Omit the pictures and output every entry below exactly as written.
· · · · · · ·
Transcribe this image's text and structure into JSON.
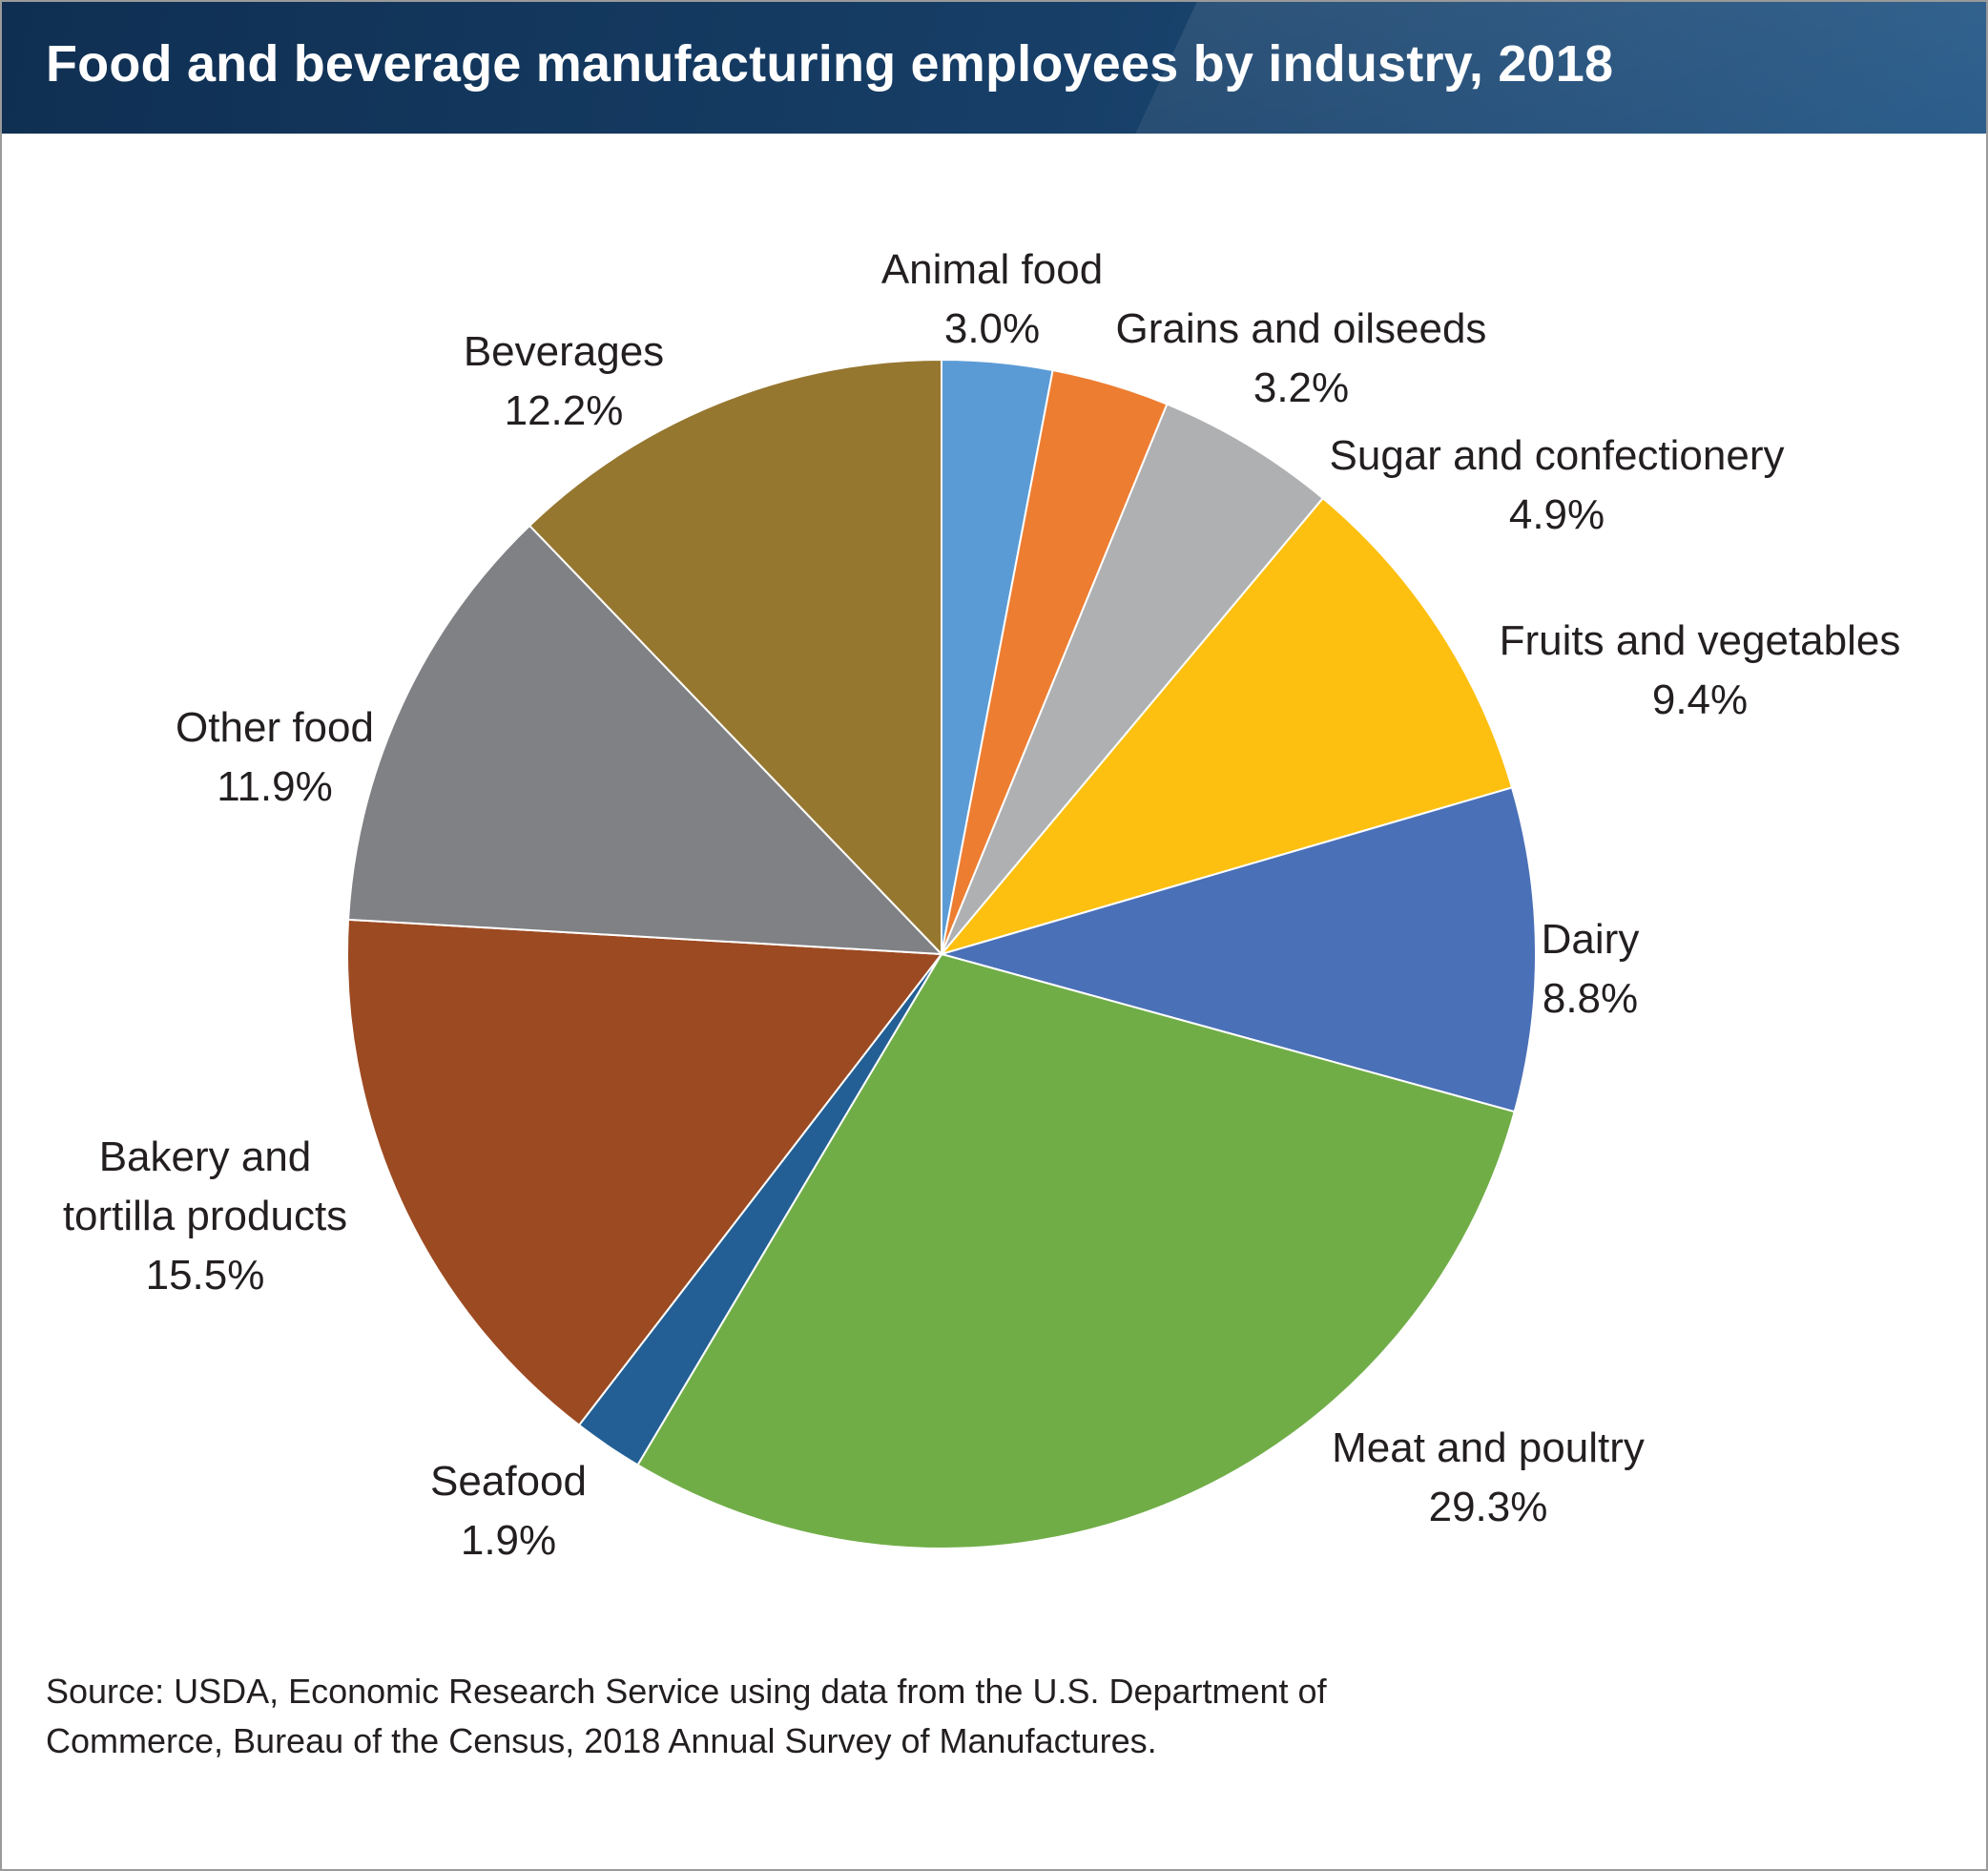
{
  "header": {
    "title": "Food and beverage manufacturing employees by industry, 2018"
  },
  "chart_data": {
    "type": "pie",
    "title": "Food and beverage manufacturing employees by industry, 2018",
    "unit": "%",
    "slices": [
      {
        "label": "Animal food",
        "label_lines": [
          "Animal food"
        ],
        "value": 3.0,
        "value_label": "3.0%",
        "color": "#5b9bd5"
      },
      {
        "label": "Grains and oilseeds",
        "label_lines": [
          "Grains and oilseeds"
        ],
        "value": 3.2,
        "value_label": "3.2%",
        "color": "#ed7d31"
      },
      {
        "label": "Sugar and confectionery",
        "label_lines": [
          "Sugar and confectionery"
        ],
        "value": 4.9,
        "value_label": "4.9%",
        "color": "#afb0b2"
      },
      {
        "label": "Fruits and vegetables",
        "label_lines": [
          "Fruits and vegetables"
        ],
        "value": 9.4,
        "value_label": "9.4%",
        "color": "#fdc010"
      },
      {
        "label": "Dairy",
        "label_lines": [
          "Dairy"
        ],
        "value": 8.8,
        "value_label": "8.8%",
        "color": "#4a70b7"
      },
      {
        "label": "Meat and poultry",
        "label_lines": [
          "Meat and poultry"
        ],
        "value": 29.3,
        "value_label": "29.3%",
        "color": "#70ad47"
      },
      {
        "label": "Seafood",
        "label_lines": [
          "Seafood"
        ],
        "value": 1.9,
        "value_label": "1.9%",
        "color": "#235f94"
      },
      {
        "label": "Bakery and tortilla products",
        "label_lines": [
          "Bakery and",
          "tortilla products"
        ],
        "value": 15.5,
        "value_label": "15.5%",
        "color": "#9c4a22"
      },
      {
        "label": "Other food",
        "label_lines": [
          "Other food"
        ],
        "value": 11.9,
        "value_label": "11.9%",
        "color": "#808184"
      },
      {
        "label": "Beverages",
        "label_lines": [
          "Beverages"
        ],
        "value": 12.2,
        "value_label": "12.2%",
        "color": "#967730"
      }
    ]
  },
  "source": {
    "line1": "Source: USDA, Economic Research Service using data from the U.S. Department of",
    "line2": "Commerce, Bureau of the Census, 2018 Annual Survey of Manufactures."
  }
}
· · · · · · ·
• [EXERCISE RESPONSE]
Transcribe this image's text and structure into JSON.
{
  "header": {
    "title": "Food and beverage manufacturing employees by industry, 2018"
  },
  "chart_data": {
    "type": "pie",
    "title": "Food and beverage manufacturing employees by industry, 2018",
    "unit": "%",
    "slices": [
      {
        "label": "Animal food",
        "label_lines": [
          "Animal food"
        ],
        "value": 3.0,
        "value_label": "3.0%",
        "color": "#5b9bd5"
      },
      {
        "label": "Grains and oilseeds",
        "label_lines": [
          "Grains and oilseeds"
        ],
        "value": 3.2,
        "value_label": "3.2%",
        "color": "#ed7d31"
      },
      {
        "label": "Sugar and confectionery",
        "label_lines": [
          "Sugar and confectionery"
        ],
        "value": 4.9,
        "value_label": "4.9%",
        "color": "#afb0b2"
      },
      {
        "label": "Fruits and vegetables",
        "label_lines": [
          "Fruits and vegetables"
        ],
        "value": 9.4,
        "value_label": "9.4%",
        "color": "#fdc010"
      },
      {
        "label": "Dairy",
        "label_lines": [
          "Dairy"
        ],
        "value": 8.8,
        "value_label": "8.8%",
        "color": "#4a70b7"
      },
      {
        "label": "Meat and poultry",
        "label_lines": [
          "Meat and poultry"
        ],
        "value": 29.3,
        "value_label": "29.3%",
        "color": "#70ad47"
      },
      {
        "label": "Seafood",
        "label_lines": [
          "Seafood"
        ],
        "value": 1.9,
        "value_label": "1.9%",
        "color": "#235f94"
      },
      {
        "label": "Bakery and tortilla products",
        "label_lines": [
          "Bakery and",
          "tortilla products"
        ],
        "value": 15.5,
        "value_label": "15.5%",
        "color": "#9c4a22"
      },
      {
        "label": "Other food",
        "label_lines": [
          "Other food"
        ],
        "value": 11.9,
        "value_label": "11.9%",
        "color": "#808184"
      },
      {
        "label": "Beverages",
        "label_lines": [
          "Beverages"
        ],
        "value": 12.2,
        "value_label": "12.2%",
        "color": "#967730"
      }
    ]
  },
  "source": {
    "line1": "Source: USDA, Economic Research Service using data from the U.S. Department of",
    "line2": "Commerce, Bureau of the Census, 2018 Annual Survey of Manufactures."
  }
}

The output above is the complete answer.